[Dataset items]
══════════

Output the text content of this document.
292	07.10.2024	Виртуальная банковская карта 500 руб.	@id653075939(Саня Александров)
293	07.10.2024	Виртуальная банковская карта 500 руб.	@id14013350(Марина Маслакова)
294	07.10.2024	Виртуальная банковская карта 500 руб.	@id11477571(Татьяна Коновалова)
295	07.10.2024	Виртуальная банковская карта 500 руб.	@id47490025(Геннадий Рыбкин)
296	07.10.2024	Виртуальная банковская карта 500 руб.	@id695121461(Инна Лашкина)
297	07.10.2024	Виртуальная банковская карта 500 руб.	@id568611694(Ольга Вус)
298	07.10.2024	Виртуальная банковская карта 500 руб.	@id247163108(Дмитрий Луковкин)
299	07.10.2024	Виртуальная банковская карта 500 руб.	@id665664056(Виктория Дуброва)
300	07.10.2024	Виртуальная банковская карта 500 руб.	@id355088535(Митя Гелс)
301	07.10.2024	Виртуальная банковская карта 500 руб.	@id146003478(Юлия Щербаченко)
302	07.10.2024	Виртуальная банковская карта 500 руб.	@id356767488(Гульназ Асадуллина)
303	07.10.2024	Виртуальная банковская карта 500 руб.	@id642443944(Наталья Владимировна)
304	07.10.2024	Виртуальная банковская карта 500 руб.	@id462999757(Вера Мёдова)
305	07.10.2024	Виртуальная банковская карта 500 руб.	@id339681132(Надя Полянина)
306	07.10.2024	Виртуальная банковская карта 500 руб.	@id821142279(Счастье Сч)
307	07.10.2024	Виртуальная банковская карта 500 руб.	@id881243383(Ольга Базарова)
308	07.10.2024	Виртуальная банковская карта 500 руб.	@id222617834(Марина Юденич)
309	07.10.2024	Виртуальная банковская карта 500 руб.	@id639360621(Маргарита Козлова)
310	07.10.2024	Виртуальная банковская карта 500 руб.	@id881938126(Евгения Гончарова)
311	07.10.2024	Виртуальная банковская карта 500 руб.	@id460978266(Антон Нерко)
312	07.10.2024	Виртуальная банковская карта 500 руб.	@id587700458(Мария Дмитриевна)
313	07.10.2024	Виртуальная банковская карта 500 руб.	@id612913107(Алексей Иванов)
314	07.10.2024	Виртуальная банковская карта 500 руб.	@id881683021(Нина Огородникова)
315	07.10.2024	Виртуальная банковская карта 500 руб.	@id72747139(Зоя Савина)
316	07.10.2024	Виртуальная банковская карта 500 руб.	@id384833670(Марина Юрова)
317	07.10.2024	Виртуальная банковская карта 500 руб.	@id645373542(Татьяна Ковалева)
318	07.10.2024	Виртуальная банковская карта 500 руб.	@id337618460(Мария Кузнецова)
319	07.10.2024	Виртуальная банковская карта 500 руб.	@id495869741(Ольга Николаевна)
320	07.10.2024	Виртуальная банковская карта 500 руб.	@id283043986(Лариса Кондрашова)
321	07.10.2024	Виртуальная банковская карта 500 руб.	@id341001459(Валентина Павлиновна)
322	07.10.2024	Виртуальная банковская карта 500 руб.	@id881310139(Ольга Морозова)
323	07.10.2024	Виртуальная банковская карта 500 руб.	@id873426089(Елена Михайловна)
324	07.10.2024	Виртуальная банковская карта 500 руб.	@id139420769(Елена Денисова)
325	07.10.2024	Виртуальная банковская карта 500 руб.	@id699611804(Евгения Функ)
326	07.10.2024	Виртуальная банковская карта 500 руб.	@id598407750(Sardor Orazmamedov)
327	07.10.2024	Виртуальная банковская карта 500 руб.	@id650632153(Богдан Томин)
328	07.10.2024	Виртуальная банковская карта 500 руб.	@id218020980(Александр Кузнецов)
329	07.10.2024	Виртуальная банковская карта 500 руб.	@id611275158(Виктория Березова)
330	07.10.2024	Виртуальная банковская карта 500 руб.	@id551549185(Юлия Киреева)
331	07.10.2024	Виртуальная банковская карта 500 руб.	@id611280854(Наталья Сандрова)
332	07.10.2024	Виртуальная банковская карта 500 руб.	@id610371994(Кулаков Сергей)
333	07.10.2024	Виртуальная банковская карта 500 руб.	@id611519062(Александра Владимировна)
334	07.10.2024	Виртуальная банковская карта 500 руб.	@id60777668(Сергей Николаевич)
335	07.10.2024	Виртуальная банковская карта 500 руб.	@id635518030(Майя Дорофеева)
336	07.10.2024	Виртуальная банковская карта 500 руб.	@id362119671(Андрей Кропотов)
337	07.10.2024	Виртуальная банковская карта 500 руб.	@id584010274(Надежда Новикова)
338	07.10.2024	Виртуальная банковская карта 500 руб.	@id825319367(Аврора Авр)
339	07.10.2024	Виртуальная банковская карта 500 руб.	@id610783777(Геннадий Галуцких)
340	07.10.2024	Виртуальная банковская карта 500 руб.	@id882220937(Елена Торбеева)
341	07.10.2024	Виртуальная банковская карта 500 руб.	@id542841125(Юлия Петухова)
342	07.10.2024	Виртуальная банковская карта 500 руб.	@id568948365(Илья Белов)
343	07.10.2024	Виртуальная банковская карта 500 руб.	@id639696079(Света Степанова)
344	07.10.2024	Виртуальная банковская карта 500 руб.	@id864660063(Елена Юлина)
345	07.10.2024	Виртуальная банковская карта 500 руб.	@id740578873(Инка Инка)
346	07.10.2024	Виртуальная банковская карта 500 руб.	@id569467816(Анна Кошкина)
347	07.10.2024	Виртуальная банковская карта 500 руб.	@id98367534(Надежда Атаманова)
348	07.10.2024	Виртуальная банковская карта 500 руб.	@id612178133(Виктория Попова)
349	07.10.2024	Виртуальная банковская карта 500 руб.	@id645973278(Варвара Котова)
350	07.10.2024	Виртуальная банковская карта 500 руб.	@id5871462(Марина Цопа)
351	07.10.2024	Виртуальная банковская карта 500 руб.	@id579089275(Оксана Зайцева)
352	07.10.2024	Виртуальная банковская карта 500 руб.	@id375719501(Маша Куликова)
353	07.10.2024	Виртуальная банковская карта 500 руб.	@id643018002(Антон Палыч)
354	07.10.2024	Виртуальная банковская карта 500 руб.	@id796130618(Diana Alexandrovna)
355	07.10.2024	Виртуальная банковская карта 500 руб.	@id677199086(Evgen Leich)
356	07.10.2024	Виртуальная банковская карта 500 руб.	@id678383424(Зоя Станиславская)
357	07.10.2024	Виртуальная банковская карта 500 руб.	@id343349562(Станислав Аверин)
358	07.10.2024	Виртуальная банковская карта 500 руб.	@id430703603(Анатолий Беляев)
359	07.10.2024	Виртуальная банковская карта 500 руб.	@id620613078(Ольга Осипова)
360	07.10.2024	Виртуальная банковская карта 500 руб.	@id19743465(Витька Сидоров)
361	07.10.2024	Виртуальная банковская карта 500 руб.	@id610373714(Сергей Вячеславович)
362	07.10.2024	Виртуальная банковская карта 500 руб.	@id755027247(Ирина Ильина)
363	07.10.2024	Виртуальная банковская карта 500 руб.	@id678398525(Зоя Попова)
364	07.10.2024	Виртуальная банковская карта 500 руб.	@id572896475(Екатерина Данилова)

══════════

Exactly as they are written, print the entries again.

Output the text content of this document.
292	07.10.2024	Виртуальная банковская карта 500 руб.	@id653075939(Саня Александров)
293	07.10.2024	Виртуальная банковская карта 500 руб.	@id14013350(Марина Маслакова)
294	07.10.2024	Виртуальная банковская карта 500 руб.	@id11477571(Татьяна Коновалова)
295	07.10.2024	Виртуальная банковская карта 500 руб.	@id47490025(Геннадий Рыбкин)
296	07.10.2024	Виртуальная банковская карта 500 руб.	@id695121461(Инна Лашкина)
297	07.10.2024	Виртуальная банковская карта 500 руб.	@id568611694(Ольга Вус)
298	07.10.2024	Виртуальная банковская карта 500 руб.	@id247163108(Дмитрий Луковкин)
299	07.10.2024	Виртуальная банковская карта 500 руб.	@id665664056(Виктория Дуброва)
300	07.10.2024	Виртуальная банковская карта 500 руб.	@id355088535(Митя Гелс)
301	07.10.2024	Виртуальная банковская карта 500 руб.	@id146003478(Юлия Щербаченко)
302	07.10.2024	Виртуальная банковская карта 500 руб.	@id356767488(Гульназ Асадуллина)
303	07.10.2024	Виртуальная банковская карта 500 руб.	@id642443944(Наталья Владимировна)
304	07.10.2024	Виртуальная банковская карта 500 руб.	@id462999757(Вера Мёдова)
305	07.10.2024	Виртуальная банковская карта 500 руб.	@id339681132(Надя Полянина)
306	07.10.2024	Виртуальная банковская карта 500 руб.	@id821142279(Счастье Сч)
307	07.10.2024	Виртуальная банковская карта 500 руб.	@id881243383(Ольга Базарова)
308	07.10.2024	Виртуальная банковская карта 500 руб.	@id222617834(Марина Юденич)
309	07.10.2024	Виртуальная банковская карта 500 руб.	@id639360621(Маргарита Козлова)
310	07.10.2024	Виртуальная банковская карта 500 руб.	@id881938126(Евгения Гончарова)
311	07.10.2024	Виртуальная банковская карта 500 руб.	@id460978266(Антон Нерко)
312	07.10.2024	Виртуальная банковская карта 500 руб.	@id587700458(Мария Дмитриевна)
313	07.10.2024	Виртуальная банковская карта 500 руб.	@id612913107(Алексей Иванов)
314	07.10.2024	Виртуальная банковская карта 500 руб.	@id881683021(Нина Огородникова)
315	07.10.2024	Виртуальная банковская карта 500 руб.	@id72747139(Зоя Савина)
316	07.10.2024	Виртуальная банковская карта 500 руб.	@id384833670(Марина Юрова)
317	07.10.2024	Виртуальная банковская карта 500 руб.	@id645373542(Татьяна Ковалева)
318	07.10.2024	Виртуальная банковская карта 500 руб.	@id337618460(Мария Кузнецова)
319	07.10.2024	Виртуальная банковская карта 500 руб.	@id495869741(Ольга Николаевна)
320	07.10.2024	Виртуальная банковская карта 500 руб.	@id283043986(Лариса Кондрашова)
321	07.10.2024	Виртуальная банковская карта 500 руб.	@id341001459(Валентина Павлиновна)
322	07.10.2024	Виртуальная банковская карта 500 руб.	@id881310139(Ольга Морозова)
323	07.10.2024	Виртуальная банковская карта 500 руб.	@id873426089(Елена Михайловна)
324	07.10.2024	Виртуальная банковская карта 500 руб.	@id139420769(Елена Денисова)
325	07.10.2024	Виртуальная банковская карта 500 руб.	@id699611804(Евгения Функ)
326	07.10.2024	Виртуальная банковская карта 500 руб.	@id598407750(Sardor Orazmamedov)
327	07.10.2024	Виртуальная банковская карта 500 руб.	@id650632153(Богдан Томин)
328	07.10.2024	Виртуальная банковская карта 500 руб.	@id218020980(Александр Кузнецов)
329	07.10.2024	Виртуальная банковская карта 500 руб.	@id611275158(Виктория Березова)
330	07.10.2024	Виртуальная банковская карта 500 руб.	@id551549185(Юлия Киреева)
331	07.10.2024	Виртуальная банковская карта 500 руб.	@id611280854(Наталья Сандрова)
332	07.10.2024	Виртуальная банковская карта 500 руб.	@id610371994(Кулаков Сергей)
333	07.10.2024	Виртуальная банковская карта 500 руб.	@id611519062(Александра Владимировна)
334	07.10.2024	Виртуальная банковская карта 500 руб.	@id60777668(Сергей Николаевич)
335	07.10.2024	Виртуальная банковская карта 500 руб.	@id635518030(Майя Дорофеева)
336	07.10.2024	Виртуальная банковская карта 500 руб.	@id362119671(Андрей Кропотов)
337	07.10.2024	Виртуальная банковская карта 500 руб.	@id584010274(Надежда Новикова)
338	07.10.2024	Виртуальная банковская карта 500 руб.	@id825319367(Аврора Авр)
339	07.10.2024	Виртуальная банковская карта 500 руб.	@id610783777(Геннадий Галуцких)
340	07.10.2024	Виртуальная банковская карта 500 руб.	@id882220937(Елена Торбеева)
341	07.10.2024	Виртуальная банковская карта 500 руб.	@id542841125(Юлия Петухова)
342	07.10.2024	Виртуальная банковская карта 500 руб.	@id568948365(Илья Белов)
343	07.10.2024	Виртуальная банковская карта 500 руб.	@id639696079(Света Степанова)
344	07.10.2024	Виртуальная банковская карта 500 руб.	@id864660063(Елена Юлина)
345	07.10.2024	Виртуальная банковская карта 500 руб.	@id740578873(Инка Инка)
346	07.10.2024	Виртуальная банковская карта 500 руб.	@id569467816(Анна Кошкина)
347	07.10.2024	Виртуальная банковская карта 500 руб.	@id98367534(Надежда Атаманова)
348	07.10.2024	Виртуальная банковская карта 500 руб.	@id612178133(Виктория Попова)
349	07.10.2024	Виртуальная банковская карта 500 руб.	@id645973278(Варвара Котова)
350	07.10.2024	Виртуальная банковская карта 500 руб.	@id5871462(Марина Цопа)
351	07.10.2024	Виртуальная банковская карта 500 руб.	@id579089275(Оксана Зайцева)
352	07.10.2024	Виртуальная банковская карта 500 руб.	@id375719501(Маша Куликова)
353	07.10.2024	Виртуальная банковская карта 500 руб.	@id643018002(Антон Палыч)
354	07.10.2024	Виртуальная банковская карта 500 руб.	@id796130618(Diana Alexandrovna)
355	07.10.2024	Виртуальная банковская карта 500 руб.	@id677199086(Evgen Leich)
356	07.10.2024	Виртуальная банковская карта 500 руб.	@id678383424(Зоя Станиславская)
357	07.10.2024	Виртуальная банковская карта 500 руб.	@id343349562(Станислав Аверин)
358	07.10.2024	Виртуальная банковская карта 500 руб.	@id430703603(Анатолий Беляев)
359	07.10.2024	Виртуальная банковская карта 500 руб.	@id620613078(Ольга Осипова)
360	07.10.2024	Виртуальная банковская карта 500 руб.	@id19743465(Витька Сидоров)
361	07.10.2024	Виртуальная банковская карта 500 руб.	@id610373714(Сергей Вячеславович)
362	07.10.2024	Виртуальная банковская карта 500 руб.	@id755027247(Ирина Ильина)
363	07.10.2024	Виртуальная банковская карта 500 руб.	@id678398525(Зоя Попова)
364	07.10.2024	Виртуальная банковская карта 500 руб.	@id572896475(Екатерина Данилова)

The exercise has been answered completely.